Provided records:
·····
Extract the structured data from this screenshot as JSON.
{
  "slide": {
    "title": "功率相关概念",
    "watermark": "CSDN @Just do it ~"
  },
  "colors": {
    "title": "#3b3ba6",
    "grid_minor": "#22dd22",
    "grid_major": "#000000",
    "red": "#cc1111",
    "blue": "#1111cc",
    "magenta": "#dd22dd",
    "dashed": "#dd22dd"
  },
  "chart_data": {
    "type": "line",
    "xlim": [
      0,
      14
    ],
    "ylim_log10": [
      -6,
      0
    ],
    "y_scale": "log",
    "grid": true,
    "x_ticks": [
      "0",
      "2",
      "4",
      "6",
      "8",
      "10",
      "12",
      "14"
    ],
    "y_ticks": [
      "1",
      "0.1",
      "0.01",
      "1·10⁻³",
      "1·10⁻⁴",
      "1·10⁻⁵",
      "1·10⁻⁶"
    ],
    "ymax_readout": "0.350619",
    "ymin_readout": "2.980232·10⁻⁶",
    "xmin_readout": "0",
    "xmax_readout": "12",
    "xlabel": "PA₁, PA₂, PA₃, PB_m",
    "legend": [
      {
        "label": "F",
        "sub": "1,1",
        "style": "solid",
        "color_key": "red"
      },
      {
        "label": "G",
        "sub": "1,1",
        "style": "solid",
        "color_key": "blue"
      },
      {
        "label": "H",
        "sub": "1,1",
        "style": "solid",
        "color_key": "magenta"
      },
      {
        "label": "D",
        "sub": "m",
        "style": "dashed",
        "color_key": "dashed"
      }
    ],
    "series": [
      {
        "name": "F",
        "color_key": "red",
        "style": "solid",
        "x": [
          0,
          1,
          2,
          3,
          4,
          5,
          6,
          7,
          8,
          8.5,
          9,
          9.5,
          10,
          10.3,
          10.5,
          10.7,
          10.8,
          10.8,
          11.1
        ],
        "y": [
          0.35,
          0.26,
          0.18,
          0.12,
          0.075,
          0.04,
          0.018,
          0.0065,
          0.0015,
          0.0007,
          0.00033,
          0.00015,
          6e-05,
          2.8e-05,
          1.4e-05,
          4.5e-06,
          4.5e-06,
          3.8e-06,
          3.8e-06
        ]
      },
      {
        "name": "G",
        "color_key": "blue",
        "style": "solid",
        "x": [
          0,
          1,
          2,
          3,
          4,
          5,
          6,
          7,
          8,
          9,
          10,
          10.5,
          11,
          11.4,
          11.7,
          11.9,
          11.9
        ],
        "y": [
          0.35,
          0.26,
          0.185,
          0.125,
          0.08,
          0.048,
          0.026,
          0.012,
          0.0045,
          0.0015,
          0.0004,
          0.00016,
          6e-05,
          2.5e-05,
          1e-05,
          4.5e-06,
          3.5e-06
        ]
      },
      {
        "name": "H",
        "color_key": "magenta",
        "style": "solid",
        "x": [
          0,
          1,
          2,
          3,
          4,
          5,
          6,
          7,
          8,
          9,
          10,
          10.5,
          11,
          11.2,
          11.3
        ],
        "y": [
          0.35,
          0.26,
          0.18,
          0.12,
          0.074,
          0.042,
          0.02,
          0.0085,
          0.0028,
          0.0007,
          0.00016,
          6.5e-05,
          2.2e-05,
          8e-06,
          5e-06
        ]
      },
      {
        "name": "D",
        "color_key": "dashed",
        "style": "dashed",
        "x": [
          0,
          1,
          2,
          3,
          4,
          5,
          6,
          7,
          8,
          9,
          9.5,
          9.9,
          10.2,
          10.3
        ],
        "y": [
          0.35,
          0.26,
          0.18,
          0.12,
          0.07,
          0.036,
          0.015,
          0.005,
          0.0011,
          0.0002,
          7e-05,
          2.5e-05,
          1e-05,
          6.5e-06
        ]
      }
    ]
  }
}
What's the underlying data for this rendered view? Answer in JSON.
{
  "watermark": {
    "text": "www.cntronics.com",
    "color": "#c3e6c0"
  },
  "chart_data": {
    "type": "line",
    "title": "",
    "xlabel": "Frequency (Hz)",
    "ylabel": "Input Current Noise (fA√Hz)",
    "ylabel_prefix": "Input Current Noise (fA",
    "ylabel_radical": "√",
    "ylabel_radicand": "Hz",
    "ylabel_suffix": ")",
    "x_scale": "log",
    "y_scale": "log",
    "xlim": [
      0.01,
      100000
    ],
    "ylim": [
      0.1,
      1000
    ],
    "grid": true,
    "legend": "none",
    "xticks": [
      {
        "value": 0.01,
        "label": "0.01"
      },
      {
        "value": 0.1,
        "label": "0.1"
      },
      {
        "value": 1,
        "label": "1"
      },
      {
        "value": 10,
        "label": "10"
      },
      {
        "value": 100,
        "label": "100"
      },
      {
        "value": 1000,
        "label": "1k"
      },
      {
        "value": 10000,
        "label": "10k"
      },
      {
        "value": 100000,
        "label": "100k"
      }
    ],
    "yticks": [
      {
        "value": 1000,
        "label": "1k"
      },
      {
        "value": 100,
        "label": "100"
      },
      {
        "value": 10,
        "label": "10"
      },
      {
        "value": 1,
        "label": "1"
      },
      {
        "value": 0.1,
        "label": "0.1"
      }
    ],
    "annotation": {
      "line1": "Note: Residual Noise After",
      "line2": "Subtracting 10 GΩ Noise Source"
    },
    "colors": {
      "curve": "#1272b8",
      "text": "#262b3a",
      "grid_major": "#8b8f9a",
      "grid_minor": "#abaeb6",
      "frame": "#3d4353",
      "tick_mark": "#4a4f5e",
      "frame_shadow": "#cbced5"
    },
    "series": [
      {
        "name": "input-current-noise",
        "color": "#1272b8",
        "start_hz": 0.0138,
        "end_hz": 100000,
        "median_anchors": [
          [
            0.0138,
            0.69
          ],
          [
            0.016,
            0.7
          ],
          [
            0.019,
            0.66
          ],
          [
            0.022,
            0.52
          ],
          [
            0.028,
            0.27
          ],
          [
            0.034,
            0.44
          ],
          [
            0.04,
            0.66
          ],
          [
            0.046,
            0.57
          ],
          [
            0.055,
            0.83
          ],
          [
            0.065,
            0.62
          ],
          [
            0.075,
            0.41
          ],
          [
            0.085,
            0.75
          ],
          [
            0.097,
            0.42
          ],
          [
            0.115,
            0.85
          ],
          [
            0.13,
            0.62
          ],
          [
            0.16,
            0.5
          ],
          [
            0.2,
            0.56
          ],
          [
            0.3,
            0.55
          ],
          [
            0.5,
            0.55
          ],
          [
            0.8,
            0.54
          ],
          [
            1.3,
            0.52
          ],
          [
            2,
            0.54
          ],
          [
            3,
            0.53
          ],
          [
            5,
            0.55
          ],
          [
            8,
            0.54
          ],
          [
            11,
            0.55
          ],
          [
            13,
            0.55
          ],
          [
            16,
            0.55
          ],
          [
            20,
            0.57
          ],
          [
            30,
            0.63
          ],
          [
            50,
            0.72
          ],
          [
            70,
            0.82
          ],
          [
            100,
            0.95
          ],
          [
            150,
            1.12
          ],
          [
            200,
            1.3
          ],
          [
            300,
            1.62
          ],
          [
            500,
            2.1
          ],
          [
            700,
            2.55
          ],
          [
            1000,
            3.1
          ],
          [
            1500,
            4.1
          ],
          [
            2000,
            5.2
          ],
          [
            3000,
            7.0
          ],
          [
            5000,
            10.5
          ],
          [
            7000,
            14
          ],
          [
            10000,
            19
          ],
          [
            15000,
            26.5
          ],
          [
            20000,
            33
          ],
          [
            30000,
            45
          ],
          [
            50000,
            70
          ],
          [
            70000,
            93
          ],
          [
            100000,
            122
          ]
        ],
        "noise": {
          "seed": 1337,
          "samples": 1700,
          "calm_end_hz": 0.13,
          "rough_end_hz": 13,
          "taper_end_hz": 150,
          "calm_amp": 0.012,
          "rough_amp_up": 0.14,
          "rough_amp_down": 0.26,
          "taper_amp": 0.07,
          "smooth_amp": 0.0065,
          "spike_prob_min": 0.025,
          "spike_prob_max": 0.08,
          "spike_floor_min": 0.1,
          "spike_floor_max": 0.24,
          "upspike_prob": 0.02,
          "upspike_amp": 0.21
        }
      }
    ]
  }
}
·····
Problem statement: Gather all lines from the listing above in which "this" occurs.

The response:
Extract the structured data from this screenshot as JSON.
What's the underlying data for this rendered view? Answer in JSON.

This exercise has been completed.